-- Set problem --
Identify each line in the records below that contains the word "ταμπλό", and copy it.

-- Data in this exercise --
--

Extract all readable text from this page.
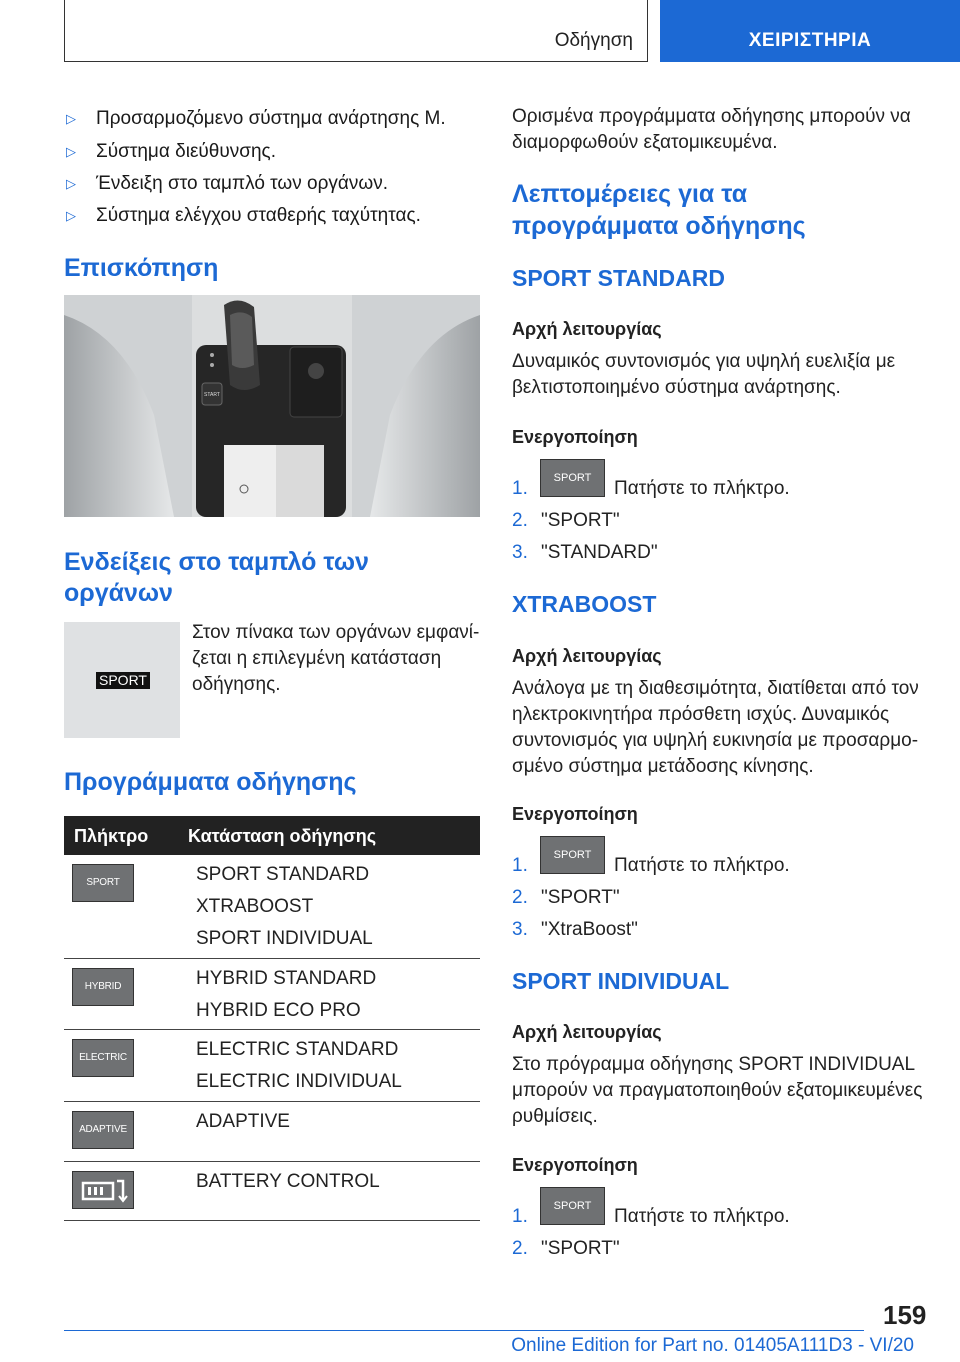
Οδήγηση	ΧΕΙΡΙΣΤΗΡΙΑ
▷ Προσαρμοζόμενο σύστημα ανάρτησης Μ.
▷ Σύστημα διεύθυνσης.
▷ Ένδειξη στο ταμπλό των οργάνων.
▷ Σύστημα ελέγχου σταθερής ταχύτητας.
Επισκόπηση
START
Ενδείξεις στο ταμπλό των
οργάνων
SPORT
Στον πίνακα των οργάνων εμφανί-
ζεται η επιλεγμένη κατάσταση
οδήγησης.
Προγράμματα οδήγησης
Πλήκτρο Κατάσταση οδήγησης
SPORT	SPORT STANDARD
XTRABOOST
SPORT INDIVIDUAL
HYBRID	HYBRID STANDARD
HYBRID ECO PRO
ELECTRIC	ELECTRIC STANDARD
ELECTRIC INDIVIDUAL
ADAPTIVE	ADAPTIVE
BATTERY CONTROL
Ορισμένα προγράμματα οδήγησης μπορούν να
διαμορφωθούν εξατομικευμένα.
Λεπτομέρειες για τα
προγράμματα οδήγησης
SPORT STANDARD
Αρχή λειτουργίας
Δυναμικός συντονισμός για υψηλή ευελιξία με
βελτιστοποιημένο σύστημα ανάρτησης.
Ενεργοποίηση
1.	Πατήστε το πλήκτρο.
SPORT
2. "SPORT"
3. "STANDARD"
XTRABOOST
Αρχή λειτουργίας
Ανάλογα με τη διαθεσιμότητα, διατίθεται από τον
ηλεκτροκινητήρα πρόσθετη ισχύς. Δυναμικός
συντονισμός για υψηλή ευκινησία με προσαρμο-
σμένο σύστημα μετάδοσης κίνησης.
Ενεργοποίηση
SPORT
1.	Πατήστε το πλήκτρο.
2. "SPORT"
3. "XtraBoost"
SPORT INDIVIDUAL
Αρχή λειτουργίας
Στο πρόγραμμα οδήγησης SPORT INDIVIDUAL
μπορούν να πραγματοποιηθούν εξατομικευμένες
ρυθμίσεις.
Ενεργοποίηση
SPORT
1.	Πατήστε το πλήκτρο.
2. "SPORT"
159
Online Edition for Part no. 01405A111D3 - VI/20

--

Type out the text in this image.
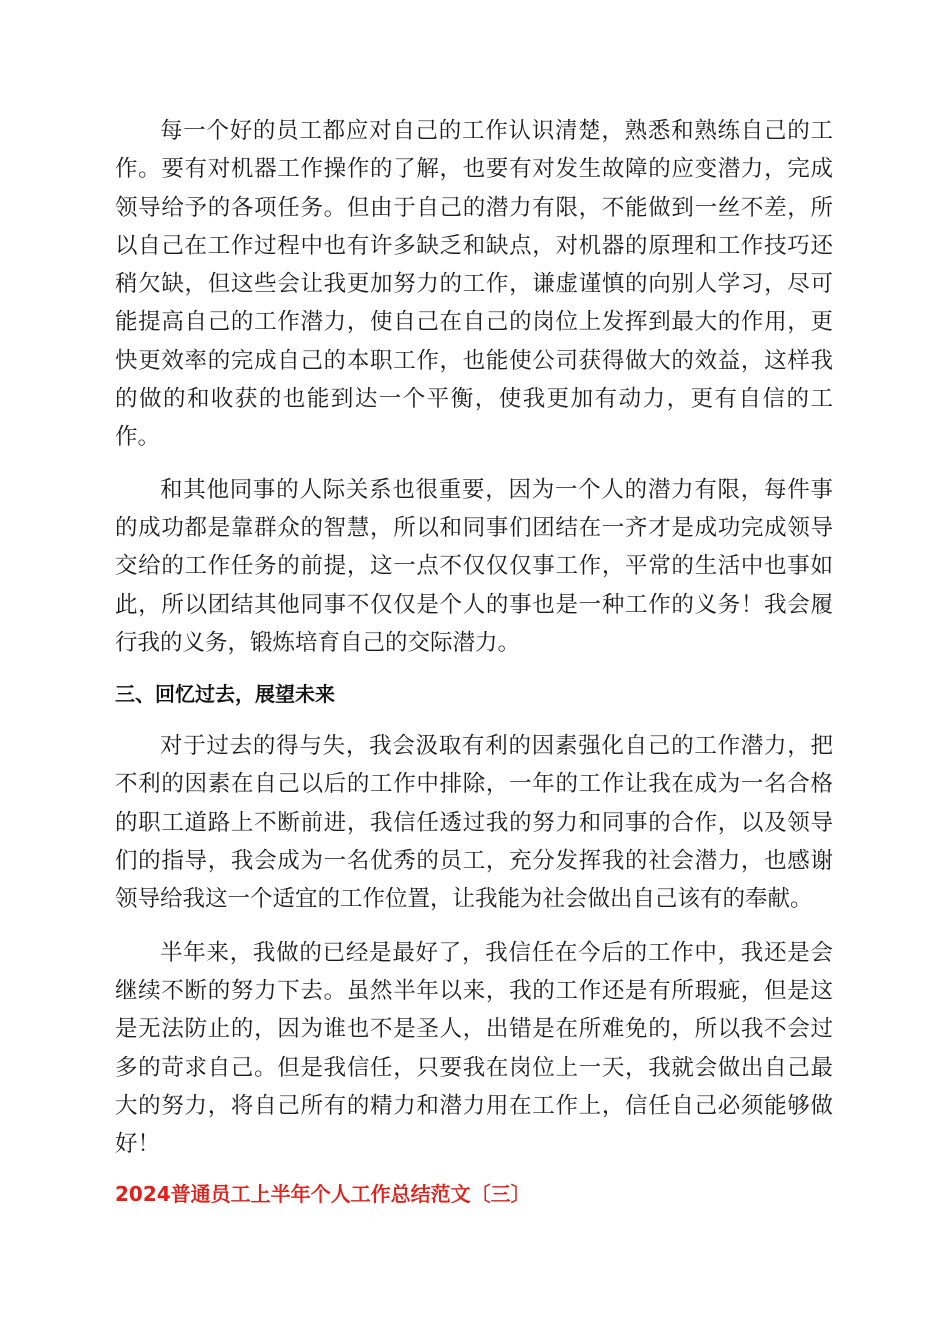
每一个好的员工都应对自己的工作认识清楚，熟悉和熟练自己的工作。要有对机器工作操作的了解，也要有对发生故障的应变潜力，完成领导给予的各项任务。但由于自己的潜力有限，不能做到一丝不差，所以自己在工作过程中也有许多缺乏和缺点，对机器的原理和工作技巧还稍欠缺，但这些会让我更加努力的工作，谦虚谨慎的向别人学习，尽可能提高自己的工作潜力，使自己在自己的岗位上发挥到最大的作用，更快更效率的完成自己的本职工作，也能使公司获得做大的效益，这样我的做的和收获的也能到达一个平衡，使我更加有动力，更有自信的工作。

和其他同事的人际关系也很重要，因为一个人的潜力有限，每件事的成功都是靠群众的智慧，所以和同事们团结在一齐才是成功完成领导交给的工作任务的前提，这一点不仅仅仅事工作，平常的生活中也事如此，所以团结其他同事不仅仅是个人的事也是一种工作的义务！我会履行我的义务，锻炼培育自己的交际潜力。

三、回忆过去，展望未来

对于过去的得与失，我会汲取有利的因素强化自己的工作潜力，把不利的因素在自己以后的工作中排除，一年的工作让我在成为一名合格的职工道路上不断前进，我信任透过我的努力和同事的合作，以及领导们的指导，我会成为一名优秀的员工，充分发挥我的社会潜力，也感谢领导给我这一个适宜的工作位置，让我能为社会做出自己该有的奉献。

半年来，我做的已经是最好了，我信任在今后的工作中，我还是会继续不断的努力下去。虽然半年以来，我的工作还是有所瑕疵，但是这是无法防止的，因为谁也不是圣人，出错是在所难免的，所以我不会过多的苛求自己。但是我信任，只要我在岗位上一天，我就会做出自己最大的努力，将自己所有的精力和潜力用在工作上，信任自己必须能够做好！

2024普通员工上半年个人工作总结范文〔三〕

--

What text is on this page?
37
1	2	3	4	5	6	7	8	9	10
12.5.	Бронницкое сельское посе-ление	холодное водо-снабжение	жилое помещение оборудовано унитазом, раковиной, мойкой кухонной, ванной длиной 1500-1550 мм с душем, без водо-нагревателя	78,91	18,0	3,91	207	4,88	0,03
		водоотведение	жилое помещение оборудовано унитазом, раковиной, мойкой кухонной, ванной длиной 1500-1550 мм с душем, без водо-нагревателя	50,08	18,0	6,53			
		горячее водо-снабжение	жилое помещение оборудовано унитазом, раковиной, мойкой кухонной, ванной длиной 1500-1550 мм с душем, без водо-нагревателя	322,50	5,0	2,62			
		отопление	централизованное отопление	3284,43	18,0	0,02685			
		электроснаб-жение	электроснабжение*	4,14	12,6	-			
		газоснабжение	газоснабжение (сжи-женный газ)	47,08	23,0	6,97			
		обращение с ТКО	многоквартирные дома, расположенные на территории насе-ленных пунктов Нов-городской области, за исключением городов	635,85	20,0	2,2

--

-- Expected answer --
▷ Ένδειξη στο ταμπλό των οργάνων.
Ενδείξεις στο ταμπλό των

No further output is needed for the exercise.